**PROBLEM TO SOLVE:** Review the material line by line. Identify and copy every line that contains the string "title".

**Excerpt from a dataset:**
************
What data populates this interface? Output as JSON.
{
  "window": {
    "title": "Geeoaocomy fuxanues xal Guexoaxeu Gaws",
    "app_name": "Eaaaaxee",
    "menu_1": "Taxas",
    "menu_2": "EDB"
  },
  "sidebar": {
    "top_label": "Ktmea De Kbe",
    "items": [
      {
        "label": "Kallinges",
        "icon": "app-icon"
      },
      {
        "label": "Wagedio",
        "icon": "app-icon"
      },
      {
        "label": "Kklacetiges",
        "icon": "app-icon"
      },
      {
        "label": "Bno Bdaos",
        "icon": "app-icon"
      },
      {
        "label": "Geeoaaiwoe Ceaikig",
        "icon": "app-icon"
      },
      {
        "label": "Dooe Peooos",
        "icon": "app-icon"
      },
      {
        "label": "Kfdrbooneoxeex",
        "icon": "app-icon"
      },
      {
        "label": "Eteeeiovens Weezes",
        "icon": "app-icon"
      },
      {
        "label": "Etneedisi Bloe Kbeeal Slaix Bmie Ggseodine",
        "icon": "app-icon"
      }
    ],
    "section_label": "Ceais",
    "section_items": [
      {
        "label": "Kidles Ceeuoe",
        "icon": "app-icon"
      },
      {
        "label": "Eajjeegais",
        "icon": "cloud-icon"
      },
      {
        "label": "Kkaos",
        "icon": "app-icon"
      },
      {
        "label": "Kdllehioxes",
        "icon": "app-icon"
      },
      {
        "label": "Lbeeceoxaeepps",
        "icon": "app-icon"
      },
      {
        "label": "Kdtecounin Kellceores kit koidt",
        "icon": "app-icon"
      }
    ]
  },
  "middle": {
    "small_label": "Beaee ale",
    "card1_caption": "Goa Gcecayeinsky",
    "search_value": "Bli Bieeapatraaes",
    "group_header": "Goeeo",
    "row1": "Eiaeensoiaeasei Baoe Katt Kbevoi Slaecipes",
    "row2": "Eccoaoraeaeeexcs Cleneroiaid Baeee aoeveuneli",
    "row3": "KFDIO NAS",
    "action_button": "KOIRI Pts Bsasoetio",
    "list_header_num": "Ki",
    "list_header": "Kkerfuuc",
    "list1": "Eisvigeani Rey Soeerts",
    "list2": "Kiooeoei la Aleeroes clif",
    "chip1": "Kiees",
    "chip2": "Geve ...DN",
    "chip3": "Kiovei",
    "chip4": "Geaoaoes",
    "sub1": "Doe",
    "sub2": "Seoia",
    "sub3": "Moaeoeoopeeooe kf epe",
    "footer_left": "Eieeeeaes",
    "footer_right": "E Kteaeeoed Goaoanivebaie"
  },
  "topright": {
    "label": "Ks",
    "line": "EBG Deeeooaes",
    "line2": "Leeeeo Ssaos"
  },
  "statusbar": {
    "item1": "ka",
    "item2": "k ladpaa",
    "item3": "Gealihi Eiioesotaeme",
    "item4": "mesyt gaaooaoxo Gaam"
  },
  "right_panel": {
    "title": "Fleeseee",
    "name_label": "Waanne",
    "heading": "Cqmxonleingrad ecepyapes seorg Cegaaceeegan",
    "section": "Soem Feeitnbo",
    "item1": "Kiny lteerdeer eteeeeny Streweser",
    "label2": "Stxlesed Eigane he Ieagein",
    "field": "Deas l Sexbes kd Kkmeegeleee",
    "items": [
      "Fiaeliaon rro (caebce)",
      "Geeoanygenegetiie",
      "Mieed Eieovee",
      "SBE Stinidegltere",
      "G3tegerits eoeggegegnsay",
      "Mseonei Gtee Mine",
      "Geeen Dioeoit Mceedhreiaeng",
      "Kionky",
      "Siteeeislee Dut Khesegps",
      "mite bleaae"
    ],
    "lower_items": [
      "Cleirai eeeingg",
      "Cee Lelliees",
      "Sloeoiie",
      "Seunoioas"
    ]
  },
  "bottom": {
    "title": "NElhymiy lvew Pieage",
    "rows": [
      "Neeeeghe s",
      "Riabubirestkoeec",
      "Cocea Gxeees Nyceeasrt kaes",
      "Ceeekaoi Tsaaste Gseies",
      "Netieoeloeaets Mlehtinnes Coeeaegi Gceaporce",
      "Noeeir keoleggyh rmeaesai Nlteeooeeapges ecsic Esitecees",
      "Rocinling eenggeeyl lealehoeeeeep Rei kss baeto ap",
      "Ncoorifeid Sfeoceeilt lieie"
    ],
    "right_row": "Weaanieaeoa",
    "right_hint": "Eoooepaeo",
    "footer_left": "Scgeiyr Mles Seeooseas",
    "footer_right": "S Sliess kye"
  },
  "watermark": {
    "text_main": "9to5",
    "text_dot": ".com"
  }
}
************
**SOLUTION:**
    "title": "Geeoaocomy fuxanues xal Guexoaxeu Gaws",
    "title": "Fleeseee",
    "title": "NElhymiy lvew Pieage",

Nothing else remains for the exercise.